[Directive] Copy every entry exactly.
=======
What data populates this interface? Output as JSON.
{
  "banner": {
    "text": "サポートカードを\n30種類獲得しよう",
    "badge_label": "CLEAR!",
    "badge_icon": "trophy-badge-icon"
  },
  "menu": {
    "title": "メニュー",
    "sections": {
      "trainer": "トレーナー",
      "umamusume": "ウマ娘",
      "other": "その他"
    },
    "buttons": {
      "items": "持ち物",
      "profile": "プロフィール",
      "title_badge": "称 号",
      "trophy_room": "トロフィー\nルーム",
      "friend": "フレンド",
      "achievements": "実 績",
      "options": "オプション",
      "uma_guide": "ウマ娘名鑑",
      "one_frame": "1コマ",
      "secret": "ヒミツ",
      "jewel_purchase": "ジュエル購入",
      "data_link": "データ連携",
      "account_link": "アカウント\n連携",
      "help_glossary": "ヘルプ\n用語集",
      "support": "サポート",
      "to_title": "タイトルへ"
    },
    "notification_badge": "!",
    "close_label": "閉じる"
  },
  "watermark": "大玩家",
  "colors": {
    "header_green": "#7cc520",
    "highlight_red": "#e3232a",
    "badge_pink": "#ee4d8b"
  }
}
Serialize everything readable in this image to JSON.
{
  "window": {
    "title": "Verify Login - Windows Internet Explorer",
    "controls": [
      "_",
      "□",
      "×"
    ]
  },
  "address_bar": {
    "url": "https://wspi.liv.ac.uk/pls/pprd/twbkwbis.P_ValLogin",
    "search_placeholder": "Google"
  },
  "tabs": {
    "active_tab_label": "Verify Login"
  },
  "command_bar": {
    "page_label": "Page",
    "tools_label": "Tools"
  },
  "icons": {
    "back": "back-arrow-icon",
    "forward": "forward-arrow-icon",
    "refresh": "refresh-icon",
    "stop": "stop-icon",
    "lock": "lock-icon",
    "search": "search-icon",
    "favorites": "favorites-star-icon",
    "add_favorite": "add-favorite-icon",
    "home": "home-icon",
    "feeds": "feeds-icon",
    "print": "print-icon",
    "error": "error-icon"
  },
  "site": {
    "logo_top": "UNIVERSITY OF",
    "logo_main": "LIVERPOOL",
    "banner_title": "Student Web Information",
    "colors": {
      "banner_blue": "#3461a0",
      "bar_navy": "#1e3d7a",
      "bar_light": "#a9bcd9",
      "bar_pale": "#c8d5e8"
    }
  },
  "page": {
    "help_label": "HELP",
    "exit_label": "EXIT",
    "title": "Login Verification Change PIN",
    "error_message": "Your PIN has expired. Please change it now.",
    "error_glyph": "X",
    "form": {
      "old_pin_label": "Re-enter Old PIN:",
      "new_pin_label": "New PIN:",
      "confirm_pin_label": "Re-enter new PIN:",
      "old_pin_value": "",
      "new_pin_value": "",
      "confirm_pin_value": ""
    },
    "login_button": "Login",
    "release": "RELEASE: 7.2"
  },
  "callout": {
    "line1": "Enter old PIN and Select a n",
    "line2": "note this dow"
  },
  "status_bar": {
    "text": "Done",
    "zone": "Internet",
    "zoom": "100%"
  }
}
=======
[Correct response]
What data populates this interface? Output as JSON.
{
  "banner": {
    "text": "サポートカードを\n30種類獲得しよう",
    "badge_label": "CLEAR!",
    "badge_icon": "trophy-badge-icon"
  },
  "menu": {
    "title": "メニュー",
    "sections": {
      "trainer": "トレーナー",
      "umamusume": "ウマ娘",
      "other": "その他"
    },
    "buttons": {
      "items": "持ち物",
      "profile": "プロフィール",
      "title_badge": "称 号",
      "trophy_room": "トロフィー\nルーム",
      "friend": "フレンド",
      "achievements": "実 績",
      "options": "オプション",
      "uma_guide": "ウマ娘名鑑",
      "one_frame": "1コマ",
      "secret": "ヒミツ",
      "jewel_purchase": "ジュエル購入",
      "data_link": "データ連携",
      "account_link": "アカウント\n連携",
      "help_glossary": "ヘルプ\n用語集",
      "support": "サポート",
      "to_title": "タイトルへ"
    },
    "notification_badge": "!",
    "close_label": "閉じる"
  },
  "watermark": "大玩家",
  "colors": {
    "header_green": "#7cc520",
    "highlight_red": "#e3232a",
    "badge_pink": "#ee4d8b"
  }
}
Serialize everything readable in this image to JSON.
{
  "window": {
    "title": "Verify Login - Windows Internet Explorer",
    "controls": [
      "_",
      "□",
      "×"
    ]
  },
  "address_bar": {
    "url": "https://wspi.liv.ac.uk/pls/pprd/twbkwbis.P_ValLogin",
    "search_placeholder": "Google"
  },
  "tabs": {
    "active_tab_label": "Verify Login"
  },
  "command_bar": {
    "page_label": "Page",
    "tools_label": "Tools"
  },
  "icons": {
    "back": "back-arrow-icon",
    "forward": "forward-arrow-icon",
    "refresh": "refresh-icon",
    "stop": "stop-icon",
    "lock": "lock-icon",
    "search": "search-icon",
    "favorites": "favorites-star-icon",
    "add_favorite": "add-favorite-icon",
    "home": "home-icon",
    "feeds": "feeds-icon",
    "print": "print-icon",
    "error": "error-icon"
  },
  "site": {
    "logo_top": "UNIVERSITY OF",
    "logo_main": "LIVERPOOL",
    "banner_title": "Student Web Information",
    "colors": {
      "banner_blue": "#3461a0",
      "bar_navy": "#1e3d7a",
      "bar_light": "#a9bcd9",
      "bar_pale": "#c8d5e8"
    }
  },
  "page": {
    "help_label": "HELP",
    "exit_label": "EXIT",
    "title": "Login Verification Change PIN",
    "error_message": "Your PIN has expired. Please change it now.",
    "error_glyph": "X",
    "form": {
      "old_pin_label": "Re-enter Old PIN:",
      "new_pin_label": "New PIN:",
      "confirm_pin_label": "Re-enter new PIN:",
      "old_pin_value": "",
      "new_pin_value": "",
      "confirm_pin_value": ""
    },
    "login_button": "Login",
    "release": "RELEASE: 7.2"
  },
  "callout": {
    "line1": "Enter old PIN and Select a n",
    "line2": "note this dow"
  },
  "status_bar": {
    "text": "Done",
    "zone": "Internet",
    "zoom": "100%"
  }
}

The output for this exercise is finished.